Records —
- - - -

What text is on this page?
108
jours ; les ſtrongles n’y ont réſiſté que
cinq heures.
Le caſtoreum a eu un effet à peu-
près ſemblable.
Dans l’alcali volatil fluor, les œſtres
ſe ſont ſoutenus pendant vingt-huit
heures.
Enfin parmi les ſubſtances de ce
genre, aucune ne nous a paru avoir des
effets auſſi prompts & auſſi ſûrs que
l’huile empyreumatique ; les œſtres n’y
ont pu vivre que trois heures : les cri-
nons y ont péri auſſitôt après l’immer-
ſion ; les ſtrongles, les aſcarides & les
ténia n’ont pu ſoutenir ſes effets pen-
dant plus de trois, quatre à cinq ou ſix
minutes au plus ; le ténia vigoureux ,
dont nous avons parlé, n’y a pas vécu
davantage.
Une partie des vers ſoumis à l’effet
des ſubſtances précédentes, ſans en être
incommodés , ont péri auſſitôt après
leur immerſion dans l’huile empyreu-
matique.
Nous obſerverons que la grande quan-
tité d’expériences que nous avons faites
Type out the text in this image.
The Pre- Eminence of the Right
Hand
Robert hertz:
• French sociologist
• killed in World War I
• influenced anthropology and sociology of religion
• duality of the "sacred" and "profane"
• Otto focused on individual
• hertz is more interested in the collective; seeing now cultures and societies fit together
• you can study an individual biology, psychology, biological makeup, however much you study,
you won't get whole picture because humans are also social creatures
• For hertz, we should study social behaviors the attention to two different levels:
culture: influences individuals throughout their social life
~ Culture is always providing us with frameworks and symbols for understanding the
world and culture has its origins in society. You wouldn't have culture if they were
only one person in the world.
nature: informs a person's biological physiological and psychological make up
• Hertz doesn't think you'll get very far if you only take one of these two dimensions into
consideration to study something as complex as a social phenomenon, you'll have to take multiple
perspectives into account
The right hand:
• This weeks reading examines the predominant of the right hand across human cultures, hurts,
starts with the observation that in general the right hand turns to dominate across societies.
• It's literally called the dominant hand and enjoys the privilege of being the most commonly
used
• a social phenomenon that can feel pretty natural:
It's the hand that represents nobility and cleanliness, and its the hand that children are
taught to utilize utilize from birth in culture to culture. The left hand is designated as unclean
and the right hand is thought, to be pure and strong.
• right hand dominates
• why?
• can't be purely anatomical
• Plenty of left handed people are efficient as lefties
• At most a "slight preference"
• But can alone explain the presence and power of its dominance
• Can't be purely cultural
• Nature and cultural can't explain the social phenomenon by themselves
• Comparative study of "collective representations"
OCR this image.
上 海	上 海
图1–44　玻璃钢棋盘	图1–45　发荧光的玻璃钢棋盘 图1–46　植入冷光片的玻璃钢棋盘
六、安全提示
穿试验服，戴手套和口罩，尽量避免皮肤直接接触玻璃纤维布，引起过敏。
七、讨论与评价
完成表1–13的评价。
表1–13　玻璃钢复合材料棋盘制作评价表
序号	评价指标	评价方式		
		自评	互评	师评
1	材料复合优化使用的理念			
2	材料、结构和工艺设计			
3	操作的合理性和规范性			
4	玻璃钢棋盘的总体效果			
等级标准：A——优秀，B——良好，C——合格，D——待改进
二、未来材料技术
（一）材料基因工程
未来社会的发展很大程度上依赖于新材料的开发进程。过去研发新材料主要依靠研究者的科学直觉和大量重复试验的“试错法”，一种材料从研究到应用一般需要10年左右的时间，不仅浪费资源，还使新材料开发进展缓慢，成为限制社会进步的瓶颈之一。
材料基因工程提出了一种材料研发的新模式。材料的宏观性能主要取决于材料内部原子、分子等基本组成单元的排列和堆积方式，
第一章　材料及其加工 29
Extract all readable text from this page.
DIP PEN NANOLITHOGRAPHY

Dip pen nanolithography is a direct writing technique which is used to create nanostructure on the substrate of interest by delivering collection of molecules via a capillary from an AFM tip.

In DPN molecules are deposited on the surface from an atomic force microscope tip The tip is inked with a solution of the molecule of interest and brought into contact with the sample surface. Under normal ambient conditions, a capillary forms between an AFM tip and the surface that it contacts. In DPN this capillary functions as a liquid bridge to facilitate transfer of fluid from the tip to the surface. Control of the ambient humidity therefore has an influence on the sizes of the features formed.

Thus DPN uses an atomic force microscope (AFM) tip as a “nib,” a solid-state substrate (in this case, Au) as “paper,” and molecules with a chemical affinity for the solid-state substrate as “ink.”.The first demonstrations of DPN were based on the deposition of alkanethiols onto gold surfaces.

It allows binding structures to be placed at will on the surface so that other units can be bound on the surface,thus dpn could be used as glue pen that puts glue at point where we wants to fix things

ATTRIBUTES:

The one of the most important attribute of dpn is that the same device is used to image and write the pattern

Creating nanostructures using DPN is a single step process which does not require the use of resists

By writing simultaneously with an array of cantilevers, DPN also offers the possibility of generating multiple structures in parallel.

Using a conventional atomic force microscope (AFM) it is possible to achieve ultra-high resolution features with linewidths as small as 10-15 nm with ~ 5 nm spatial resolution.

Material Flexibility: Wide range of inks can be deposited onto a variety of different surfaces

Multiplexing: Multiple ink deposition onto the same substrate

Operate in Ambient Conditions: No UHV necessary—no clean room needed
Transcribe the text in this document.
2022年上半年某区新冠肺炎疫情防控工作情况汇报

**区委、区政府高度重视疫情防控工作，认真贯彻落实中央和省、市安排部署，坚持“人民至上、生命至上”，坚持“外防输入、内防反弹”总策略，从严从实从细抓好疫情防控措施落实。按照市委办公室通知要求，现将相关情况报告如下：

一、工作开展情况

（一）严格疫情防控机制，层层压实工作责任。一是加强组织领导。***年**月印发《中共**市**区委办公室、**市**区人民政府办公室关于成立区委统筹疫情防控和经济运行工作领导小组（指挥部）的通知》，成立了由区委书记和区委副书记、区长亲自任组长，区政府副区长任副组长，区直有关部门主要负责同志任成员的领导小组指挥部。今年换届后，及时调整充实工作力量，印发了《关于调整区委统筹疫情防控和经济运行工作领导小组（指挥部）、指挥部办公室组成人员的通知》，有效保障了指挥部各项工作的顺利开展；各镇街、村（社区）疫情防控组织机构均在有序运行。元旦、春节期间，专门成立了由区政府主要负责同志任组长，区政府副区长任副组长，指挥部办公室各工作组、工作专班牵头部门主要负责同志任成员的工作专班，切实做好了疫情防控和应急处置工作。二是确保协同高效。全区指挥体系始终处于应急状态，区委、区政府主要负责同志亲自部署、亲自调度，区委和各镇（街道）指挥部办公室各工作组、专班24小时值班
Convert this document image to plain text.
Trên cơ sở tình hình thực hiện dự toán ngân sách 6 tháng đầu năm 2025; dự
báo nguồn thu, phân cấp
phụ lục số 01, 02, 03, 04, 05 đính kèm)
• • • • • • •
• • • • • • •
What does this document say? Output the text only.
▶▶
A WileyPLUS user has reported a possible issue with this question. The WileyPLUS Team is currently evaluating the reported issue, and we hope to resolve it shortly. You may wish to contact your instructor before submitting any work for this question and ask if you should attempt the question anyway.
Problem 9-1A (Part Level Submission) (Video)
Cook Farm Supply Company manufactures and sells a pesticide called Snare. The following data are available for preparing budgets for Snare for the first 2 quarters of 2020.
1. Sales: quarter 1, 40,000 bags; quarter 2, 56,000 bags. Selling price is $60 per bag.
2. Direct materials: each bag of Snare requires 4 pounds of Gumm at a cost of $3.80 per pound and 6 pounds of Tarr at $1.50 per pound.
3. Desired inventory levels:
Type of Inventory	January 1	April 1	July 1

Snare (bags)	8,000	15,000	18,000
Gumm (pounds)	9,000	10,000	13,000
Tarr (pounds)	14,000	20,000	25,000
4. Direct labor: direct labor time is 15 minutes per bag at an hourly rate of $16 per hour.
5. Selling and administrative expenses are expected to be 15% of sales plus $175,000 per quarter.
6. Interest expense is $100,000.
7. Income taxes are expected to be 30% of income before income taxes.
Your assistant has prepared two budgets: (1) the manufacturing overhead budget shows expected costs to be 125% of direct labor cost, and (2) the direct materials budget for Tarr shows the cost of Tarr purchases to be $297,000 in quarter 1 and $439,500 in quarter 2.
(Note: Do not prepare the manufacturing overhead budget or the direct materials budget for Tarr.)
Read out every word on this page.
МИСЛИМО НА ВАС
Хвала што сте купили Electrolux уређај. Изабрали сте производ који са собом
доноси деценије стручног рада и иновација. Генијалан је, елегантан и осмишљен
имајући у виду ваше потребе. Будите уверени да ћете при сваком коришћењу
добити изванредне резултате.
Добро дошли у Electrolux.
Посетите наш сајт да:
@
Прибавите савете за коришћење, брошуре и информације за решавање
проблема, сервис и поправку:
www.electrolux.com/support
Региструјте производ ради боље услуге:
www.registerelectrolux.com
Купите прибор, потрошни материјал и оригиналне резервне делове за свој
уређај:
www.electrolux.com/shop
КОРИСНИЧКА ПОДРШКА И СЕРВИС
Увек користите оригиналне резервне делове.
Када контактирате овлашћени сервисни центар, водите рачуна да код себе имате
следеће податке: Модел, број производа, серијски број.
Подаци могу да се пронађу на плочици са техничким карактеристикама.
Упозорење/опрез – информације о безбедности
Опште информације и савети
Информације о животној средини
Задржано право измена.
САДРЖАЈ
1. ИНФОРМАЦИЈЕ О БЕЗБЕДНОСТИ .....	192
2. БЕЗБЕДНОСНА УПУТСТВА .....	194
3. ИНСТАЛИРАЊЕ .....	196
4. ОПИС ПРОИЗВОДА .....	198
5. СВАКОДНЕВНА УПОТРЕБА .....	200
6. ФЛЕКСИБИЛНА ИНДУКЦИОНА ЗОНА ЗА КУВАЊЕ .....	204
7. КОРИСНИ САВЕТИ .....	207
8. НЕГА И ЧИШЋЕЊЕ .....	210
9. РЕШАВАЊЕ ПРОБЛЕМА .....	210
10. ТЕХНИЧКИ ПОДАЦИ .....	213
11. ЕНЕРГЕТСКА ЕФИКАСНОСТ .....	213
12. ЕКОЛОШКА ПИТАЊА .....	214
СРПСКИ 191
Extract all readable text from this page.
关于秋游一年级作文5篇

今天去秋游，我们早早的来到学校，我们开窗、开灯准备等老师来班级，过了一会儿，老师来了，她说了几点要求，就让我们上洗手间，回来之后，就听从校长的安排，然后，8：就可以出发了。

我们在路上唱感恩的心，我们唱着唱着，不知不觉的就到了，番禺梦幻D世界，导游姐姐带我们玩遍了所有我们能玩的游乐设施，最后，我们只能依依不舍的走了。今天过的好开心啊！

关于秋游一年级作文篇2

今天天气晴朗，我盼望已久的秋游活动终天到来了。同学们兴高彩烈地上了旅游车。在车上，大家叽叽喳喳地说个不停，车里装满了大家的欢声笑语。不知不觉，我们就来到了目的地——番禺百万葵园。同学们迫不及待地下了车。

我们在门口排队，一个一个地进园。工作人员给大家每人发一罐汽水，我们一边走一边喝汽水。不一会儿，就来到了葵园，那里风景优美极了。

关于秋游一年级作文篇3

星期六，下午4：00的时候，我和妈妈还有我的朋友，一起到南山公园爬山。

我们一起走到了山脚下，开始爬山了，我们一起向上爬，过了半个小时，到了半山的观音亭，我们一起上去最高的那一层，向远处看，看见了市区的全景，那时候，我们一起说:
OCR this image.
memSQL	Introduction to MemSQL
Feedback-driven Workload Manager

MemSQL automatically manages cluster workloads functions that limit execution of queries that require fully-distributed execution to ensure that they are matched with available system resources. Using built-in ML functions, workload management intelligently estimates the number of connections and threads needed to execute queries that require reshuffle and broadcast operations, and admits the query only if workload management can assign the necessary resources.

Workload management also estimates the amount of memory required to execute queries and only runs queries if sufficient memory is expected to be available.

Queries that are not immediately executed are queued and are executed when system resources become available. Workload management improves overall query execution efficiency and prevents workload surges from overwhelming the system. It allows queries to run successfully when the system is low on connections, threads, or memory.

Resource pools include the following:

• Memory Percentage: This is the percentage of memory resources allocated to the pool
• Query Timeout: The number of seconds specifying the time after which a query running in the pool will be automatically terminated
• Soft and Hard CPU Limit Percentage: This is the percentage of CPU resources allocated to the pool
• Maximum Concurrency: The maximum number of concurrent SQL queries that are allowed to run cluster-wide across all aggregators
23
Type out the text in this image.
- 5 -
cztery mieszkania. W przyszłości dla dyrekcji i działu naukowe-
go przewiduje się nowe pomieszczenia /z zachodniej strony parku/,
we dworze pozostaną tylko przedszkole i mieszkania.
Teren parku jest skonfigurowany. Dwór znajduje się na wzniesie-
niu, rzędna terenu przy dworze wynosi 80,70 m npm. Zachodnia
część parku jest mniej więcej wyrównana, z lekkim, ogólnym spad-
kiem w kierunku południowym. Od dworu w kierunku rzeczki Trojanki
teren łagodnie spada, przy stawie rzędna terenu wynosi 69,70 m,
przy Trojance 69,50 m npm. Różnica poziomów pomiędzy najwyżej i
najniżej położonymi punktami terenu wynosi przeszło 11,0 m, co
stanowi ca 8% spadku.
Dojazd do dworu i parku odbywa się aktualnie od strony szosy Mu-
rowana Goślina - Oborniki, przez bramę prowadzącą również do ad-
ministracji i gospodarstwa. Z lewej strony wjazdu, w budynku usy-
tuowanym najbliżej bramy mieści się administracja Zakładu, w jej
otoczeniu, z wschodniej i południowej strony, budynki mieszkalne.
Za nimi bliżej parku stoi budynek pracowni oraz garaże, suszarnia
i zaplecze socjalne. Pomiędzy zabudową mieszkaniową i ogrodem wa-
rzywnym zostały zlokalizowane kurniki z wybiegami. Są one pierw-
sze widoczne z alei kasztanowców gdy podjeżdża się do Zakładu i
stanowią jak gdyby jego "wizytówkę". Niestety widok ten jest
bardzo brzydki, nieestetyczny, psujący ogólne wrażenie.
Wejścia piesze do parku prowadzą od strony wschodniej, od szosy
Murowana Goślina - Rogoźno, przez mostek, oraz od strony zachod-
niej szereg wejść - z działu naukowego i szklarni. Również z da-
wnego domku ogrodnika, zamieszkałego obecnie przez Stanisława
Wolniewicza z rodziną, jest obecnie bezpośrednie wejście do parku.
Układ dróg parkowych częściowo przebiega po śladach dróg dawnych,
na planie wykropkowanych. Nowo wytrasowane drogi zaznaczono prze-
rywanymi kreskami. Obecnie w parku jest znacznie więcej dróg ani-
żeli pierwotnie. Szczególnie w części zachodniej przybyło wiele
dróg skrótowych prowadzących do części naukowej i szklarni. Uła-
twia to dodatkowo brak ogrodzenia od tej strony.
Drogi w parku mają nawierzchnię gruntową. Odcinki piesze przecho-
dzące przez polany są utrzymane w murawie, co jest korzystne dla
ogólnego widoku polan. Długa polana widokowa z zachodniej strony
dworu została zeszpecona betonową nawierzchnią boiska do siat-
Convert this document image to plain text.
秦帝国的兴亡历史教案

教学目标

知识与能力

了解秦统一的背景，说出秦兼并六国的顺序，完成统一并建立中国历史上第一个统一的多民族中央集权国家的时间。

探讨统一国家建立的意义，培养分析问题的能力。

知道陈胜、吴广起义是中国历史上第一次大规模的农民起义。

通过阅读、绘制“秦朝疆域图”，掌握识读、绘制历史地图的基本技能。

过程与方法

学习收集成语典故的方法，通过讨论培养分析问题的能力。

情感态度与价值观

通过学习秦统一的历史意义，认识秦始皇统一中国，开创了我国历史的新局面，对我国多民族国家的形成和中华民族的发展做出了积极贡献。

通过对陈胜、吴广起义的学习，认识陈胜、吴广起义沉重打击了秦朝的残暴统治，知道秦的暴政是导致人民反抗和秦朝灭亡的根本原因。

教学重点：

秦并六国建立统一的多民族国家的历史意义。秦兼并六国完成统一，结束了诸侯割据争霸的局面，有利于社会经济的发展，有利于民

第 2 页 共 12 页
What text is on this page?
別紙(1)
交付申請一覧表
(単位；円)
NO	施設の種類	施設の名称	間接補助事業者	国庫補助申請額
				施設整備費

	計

- - - -

The exercise — Report all lines of the data that include the word "allocated".

Written response —
• Memory Percentage: This is the percentage of memory resources allocated to the pool
• Soft and Hard CPU Limit Percentage: This is the percentage of CPU resources allocated to the pool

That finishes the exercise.